- [Dataset]
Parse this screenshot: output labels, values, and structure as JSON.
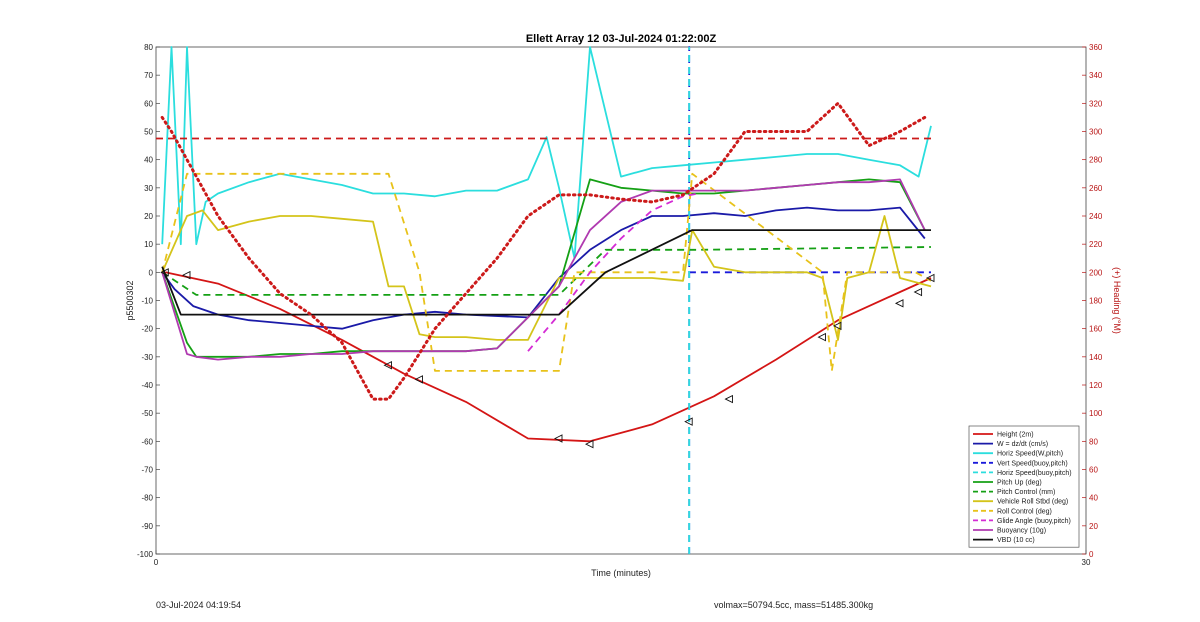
{
  "chart_data": {
    "type": "line",
    "title": "Ellett Array 12 03-Jul-2024 01:22:00Z",
    "xlabel": "Time (minutes)",
    "ylabel": "p5500302",
    "y2label": "(+) Heading (°M)",
    "xlim": [
      0,
      30
    ],
    "ylim": [
      -100,
      80
    ],
    "y2lim": [
      0,
      360
    ],
    "xticks": [
      "0",
      "30"
    ],
    "yticks": [
      "80",
      "70",
      "60",
      "50",
      "40",
      "30",
      "20",
      "10",
      "0",
      "-10",
      "-20",
      "-30",
      "-40",
      "-50",
      "-60",
      "-70",
      "-80",
      "-90",
      "-100"
    ],
    "y2ticks": [
      "360",
      "340",
      "320",
      "300",
      "280",
      "260",
      "240",
      "220",
      "200",
      "180",
      "160",
      "140",
      "120",
      "100",
      "80",
      "60",
      "40",
      "20",
      "0"
    ],
    "legend_position": "bottom-right",
    "series": [
      {
        "name": "Height (2m)",
        "color": "#d41515",
        "style": "solid",
        "x": [
          0.3,
          2,
          4,
          6,
          8,
          10,
          12,
          14,
          16,
          18,
          20,
          22,
          24,
          25
        ],
        "y": [
          0,
          -4,
          -13,
          -24,
          -36,
          -46,
          -59,
          -60,
          -54,
          -44,
          -31,
          -17,
          -7,
          -2
        ]
      },
      {
        "name": "W = dz/dt (cm/s)",
        "color": "#1a1aa8",
        "style": "solid",
        "x": [
          0.2,
          0.6,
          1.2,
          2,
          3,
          4,
          5,
          6,
          7,
          8,
          9,
          10,
          12,
          13,
          14,
          15,
          16,
          17,
          18,
          19,
          20,
          21,
          22,
          23,
          24,
          24.8
        ],
        "y": [
          0,
          -6,
          -12,
          -15,
          -17,
          -18,
          -19,
          -20,
          -17,
          -15,
          -14,
          -15,
          -16,
          -2,
          8,
          15,
          20,
          20,
          21,
          20,
          22,
          23,
          22,
          22,
          23,
          12
        ]
      },
      {
        "name": "Horiz Speed(W,pitch)",
        "color": "#2bdede",
        "style": "solid",
        "x": [
          0.2,
          0.5,
          0.8,
          1,
          1.3,
          1.6,
          2,
          3,
          4,
          5,
          6,
          7,
          8,
          9,
          10,
          11,
          12,
          12.6,
          13,
          13.5,
          14,
          15,
          16,
          17,
          18,
          19,
          20,
          21,
          22,
          23,
          24,
          24.6,
          25
        ],
        "y": [
          10,
          80,
          10,
          80,
          10,
          25,
          28,
          32,
          35,
          33,
          31,
          28,
          28,
          27,
          29,
          29,
          33,
          48,
          30,
          5,
          80,
          34,
          37,
          38,
          39,
          40,
          41,
          42,
          42,
          40,
          38,
          34,
          52
        ]
      },
      {
        "name": "Vert Speed(buoy,pitch)",
        "color": "#1a1adb",
        "style": "dashed",
        "x": [
          17.2,
          17.2,
          17.2,
          25
        ],
        "y": [
          -100,
          80,
          0,
          0
        ]
      },
      {
        "name": "Horiz Speed(buoy,pitch)",
        "color": "#2bdede",
        "style": "dashed",
        "x": [
          17.2,
          17.2
        ],
        "y": [
          -100,
          80
        ]
      },
      {
        "name": "Pitch Up (deg)",
        "color": "#15a015",
        "style": "solid",
        "x": [
          0.2,
          1,
          1.3,
          2,
          3,
          4,
          5,
          6,
          7,
          8,
          9,
          10,
          11,
          13,
          14,
          15,
          16,
          17,
          18,
          19,
          20,
          21,
          22,
          23,
          24,
          24.8
        ],
        "y": [
          0,
          -25,
          -30,
          -30,
          -30,
          -29,
          -29,
          -28,
          -28,
          -28,
          -28,
          -28,
          -27,
          -5,
          33,
          30,
          29,
          28,
          28,
          29,
          30,
          31,
          32,
          33,
          32,
          15
        ]
      },
      {
        "name": "Pitch Control (mm)",
        "color": "#15a015",
        "style": "dashed",
        "x": [
          0.2,
          1.3,
          13,
          14.5,
          17.5,
          25
        ],
        "y": [
          0,
          -8,
          -8,
          8,
          8,
          9
        ]
      },
      {
        "name": "Vehicle Roll Stbd (deg)",
        "color": "#d4c41a",
        "style": "solid",
        "x": [
          0.2,
          1,
          1.5,
          2,
          3,
          4,
          5,
          6,
          7,
          7.5,
          8,
          8.5,
          9,
          10,
          11,
          12,
          13,
          14,
          16,
          17,
          17.3,
          18,
          19,
          20,
          21,
          21.5,
          22,
          22.3,
          23,
          23.5,
          24,
          25
        ],
        "y": [
          0,
          20,
          22,
          15,
          18,
          20,
          20,
          19,
          18,
          -5,
          -5,
          -22,
          -23,
          -23,
          -24,
          -24,
          -2,
          -2,
          -2,
          -3,
          15,
          2,
          0,
          0,
          0,
          -2,
          -24,
          -2,
          0,
          20,
          -2,
          -5
        ]
      },
      {
        "name": "Roll Control (deg)",
        "color": "#e8c21a",
        "style": "dashed",
        "x": [
          0.2,
          1,
          1.3,
          7.5,
          8.5,
          9,
          13,
          13.5,
          17,
          17.3,
          21.5,
          21.8,
          22.3,
          22.5,
          24.5,
          25
        ],
        "y": [
          0,
          35,
          35,
          35,
          0,
          -35,
          -35,
          0,
          0,
          35,
          0,
          -35,
          0,
          0,
          0,
          -3
        ]
      },
      {
        "name": "Glide Angle (buoy,pitch)",
        "color": "#d42bd4",
        "style": "dashed",
        "x": [
          12,
          13,
          14,
          15,
          16,
          17,
          17.5
        ],
        "y": [
          -28,
          -15,
          0,
          12,
          22,
          27,
          28
        ]
      },
      {
        "name": "Buoyancy (10g)",
        "color": "#b03ab0",
        "style": "solid",
        "x": [
          0.2,
          1,
          1.3,
          2,
          3,
          4,
          5,
          6,
          7,
          8,
          9,
          10,
          11,
          13,
          14,
          15,
          16,
          17,
          18,
          19,
          20,
          21,
          22,
          23,
          24,
          24.8
        ],
        "y": [
          0,
          -29,
          -30,
          -31,
          -30,
          -30,
          -29,
          -29,
          -28,
          -28,
          -28,
          -28,
          -27,
          -5,
          15,
          25,
          29,
          29,
          29,
          29,
          30,
          31,
          32,
          32,
          33,
          15
        ]
      },
      {
        "name": "VBD (10 cc)",
        "color": "#111111",
        "style": "solid",
        "x": [
          0.2,
          0.8,
          13,
          14.5,
          17.3,
          25
        ],
        "y": [
          2,
          -15,
          -15,
          0,
          15,
          15
        ]
      },
      {
        "name": "Heading",
        "axis": "right",
        "color": "#cc1a1a",
        "style": "dotted",
        "x": [
          0.2,
          0.5,
          1,
          1.5,
          2,
          3,
          4,
          5,
          6,
          7,
          7.5,
          8,
          9,
          10,
          11,
          12,
          13,
          14,
          15,
          16,
          17,
          18,
          19,
          20,
          21,
          22,
          23,
          24,
          24.8
        ],
        "y": [
          310,
          300,
          280,
          260,
          240,
          210,
          185,
          170,
          150,
          110,
          110,
          125,
          160,
          185,
          210,
          240,
          255,
          255,
          252,
          250,
          255,
          270,
          300,
          300,
          300,
          320,
          290,
          300,
          310
        ]
      },
      {
        "name": "Heading (dashed)",
        "axis": "right",
        "color": "#cc1a1a",
        "style": "dashed",
        "x": [
          0,
          25
        ],
        "y": [
          295,
          295
        ]
      }
    ],
    "markers": {
      "color": "#d41515",
      "x": [
        0.3,
        1,
        7.5,
        8.5,
        13,
        14,
        17.2,
        18.5,
        21.5,
        22,
        24,
        24.6,
        25
      ],
      "y": [
        0,
        -1,
        -33,
        -38,
        -59,
        -61,
        -53,
        -45,
        -23,
        -19,
        -11,
        -7,
        -2
      ]
    }
  },
  "legend": [
    {
      "label": "Height (2m)",
      "color": "#d41515",
      "style": "solid"
    },
    {
      "label": "W = dz/dt (cm/s)",
      "color": "#1a1aa8",
      "style": "solid"
    },
    {
      "label": "Horiz Speed(W,pitch)",
      "color": "#2bdede",
      "style": "solid"
    },
    {
      "label": "Vert Speed(buoy,pitch)",
      "color": "#1a1adb",
      "style": "dashed"
    },
    {
      "label": "Horiz Speed(buoy,pitch)",
      "color": "#2bdede",
      "style": "dashed"
    },
    {
      "label": "Pitch Up (deg)",
      "color": "#15a015",
      "style": "solid"
    },
    {
      "label": "Pitch Control (mm)",
      "color": "#15a015",
      "style": "dashed"
    },
    {
      "label": "Vehicle Roll Stbd (deg)",
      "color": "#d4c41a",
      "style": "solid"
    },
    {
      "label": "Roll Control (deg)",
      "color": "#e8c21a",
      "style": "dashed"
    },
    {
      "label": "Glide Angle (buoy,pitch)",
      "color": "#d42bd4",
      "style": "dashed"
    },
    {
      "label": "Buoyancy (10g)",
      "color": "#b03ab0",
      "style": "solid"
    },
    {
      "label": "VBD (10 cc)",
      "color": "#111111",
      "style": "solid"
    }
  ],
  "footer": {
    "timestamp": "03-Jul-2024 04:19:54",
    "volmax": "volmax=50794.5cc, mass=51485.300kg"
  }
}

- [What to work on] Copy each line of the listing that contains the string "Vehicle".

- [Answer]
        "name": "Vehicle Roll Stbd (deg)",
      "label": "Vehicle Roll Stbd (deg)",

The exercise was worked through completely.